* **Exercise**: How many of the lines below contain the word "asked"? Give only the number.

* **Layout records**:
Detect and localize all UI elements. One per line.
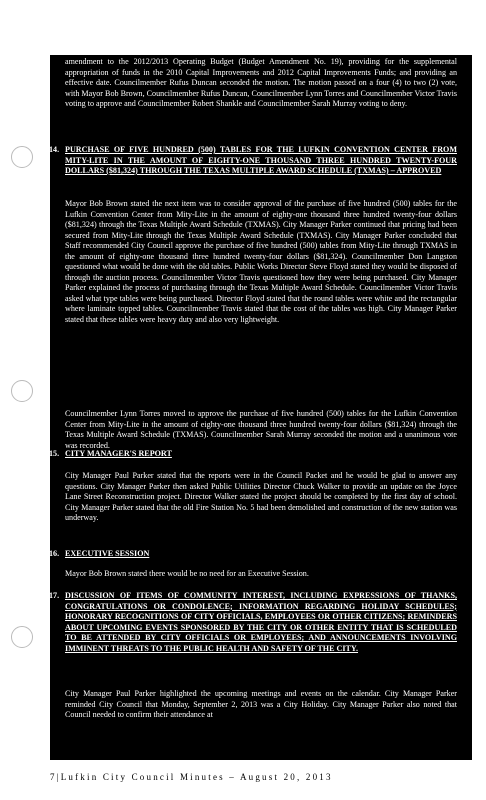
- paragraph-continuation: amendment to the 2012/2013 Operating Budget (Budget Amendment No. 19), providing for the supplemental appropriation of funds in the 2010 Capital Improvements and 2012 Capital Improvements Funds; and providing an effective date. Councilmember Rufus Duncan seconded the motion. The motion passed on a four (4) to two (2) vote, with Mayor Bob Brown, Councilmember Rufus Duncan, Councilmember Lynn Torres and Councilmember Victor Travis voting to approve and Councilmember Robert Shankle and Councilmember Sarah Murray voting to deny.: [65, 57, 457, 108]
- item-heading: PURCHASE OF FIVE HUNDRED (500) TABLES FOR THE LUFKIN CONVENTION CENTER FROM MITY-LITE IN THE AMOUNT OF EIGHTY-ONE THOUSAND THREE HUNDRED TWENTY-FOUR DOLLARS ($81,324) THROUGH THE TEXAS MULTIPLE AWARD SCHEDULE (TXMAS) – APPROVED: [65, 145, 457, 175]
- item-heading: CITY MANAGER'S REPORT: [65, 449, 172, 458]
- item-number: 14.: [49, 145, 60, 154]
- punch-hole: [11, 626, 33, 648]
- paragraph: Councilmember Lynn Torres moved to approve the purchase of five hundred (500) tables for the Lufkin Convention Center from Mity-Lite in the amount of eighty-one thousand three hundred twenty-four dollars ($81,324) through the Texas Multiple Award Schedule (TXMAS). Councilmember Sarah Murray seconded the motion and a unanimous vote was recorded.: [65, 409, 457, 450]
- item-number: 16.: [49, 549, 60, 558]
- item-heading: DISCUSSION OF ITEMS OF COMMUNITY INTEREST, INCLUDING EXPRESSIONS OF THANKS, CONGRATULATIONS OR CONDOLENCE; INFORMATION REGARDING HOLIDAY SCHEDULES; HONORARY RECOGNITIONS OF CITY OFFICIALS, EMPLOYEES OR OTHER CITIZENS; REMINDERS ABOUT UPCOMING EVENTS SPONSORED BY THE CITY OR OTHER ENTITY THAT IS SCHEDULED TO BE ATTENDED BY CITY OFFICIALS OR EMPLOYEES; AND ANNOUNCEMENTS INVOLVING IMMINENT THREATS TO THE PUBLIC HEALTH AND SAFETY OF THE CITY.: [65, 591, 457, 653]
- paragraph: Mayor Bob Brown stated the next item was to consider approval of the purchase of five hundred (500) tables for the Lufkin Convention Center from Mity-Lite in the amount of eighty-one thousand three hundred twenty-four dollars ($81,324) through the Texas Multiple Award Schedule (TXMAS). City Manager Parker continued that pricing had been secured from Mity-Lite through the Texas Multiple Award Schedule (TXMAS). City Manager Parker concluded that Staff recommended City Council approve the purchase of five hundred (500) tables from Mity-Lite through TXMAS in the amount of eighty-one thousand three hundred twenty-four dollars ($81,324). Councilmember Don Langston questioned what would be done with the old tables. Public Works Director Steve Floyd stated they would be disposed of through the auction process. Councilmember Victor Travis questioned how they were being purchased. City Manager Parker explained the process of purchasing through the Texas Multiple Award Schedule. Councilmember Victor Travis asked what type tables were being purchased. Director Floyd stated that the round tables were white and the rectangular where laminate topped tables. Councilmember Travis stated that the cost of the tables was high. City Manager Parker stated that these tables were heavy duty and also very lightweight.: [65, 199, 457, 324]
- paragraph: City Manager Paul Parker stated that the reports were in the Council Packet and he would be glad to answer any questions. City Manager Parker then asked Public Utilities Director Chuck Walker to provide an update on the Joyce Lane Street Reconstruction project. Director Walker stated the project should be completed by the first day of school. City Manager Parker stated that the old Fire Station No. 5 had been demolished and construction of the new station was underway.: [65, 471, 457, 522]
- punch-hole: [11, 146, 33, 168]
- paragraph: Mayor Bob Brown stated there would be no need for an Executive Session.: [65, 569, 309, 578]
- page-footer: 7|Lufkin City Council Minutes – August 20, 2013: [50, 772, 333, 782]
- punch-hole: [11, 380, 33, 402]
- paragraph: City Manager Paul Parker highlighted the upcoming meetings and events on the calendar. City Manager Parker reminded City Council that Monday, September 2, 2013 was a City Holiday. City Manager Parker also noted that Council needed to confirm their attendance at: [65, 689, 457, 719]
- item-number: 15.: [49, 449, 60, 458]
- item-heading: EXECUTIVE SESSION: [65, 549, 150, 558]
- item-number: 17.: [49, 591, 60, 600]
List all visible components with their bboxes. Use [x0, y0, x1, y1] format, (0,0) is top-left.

* **Answer in full**: 2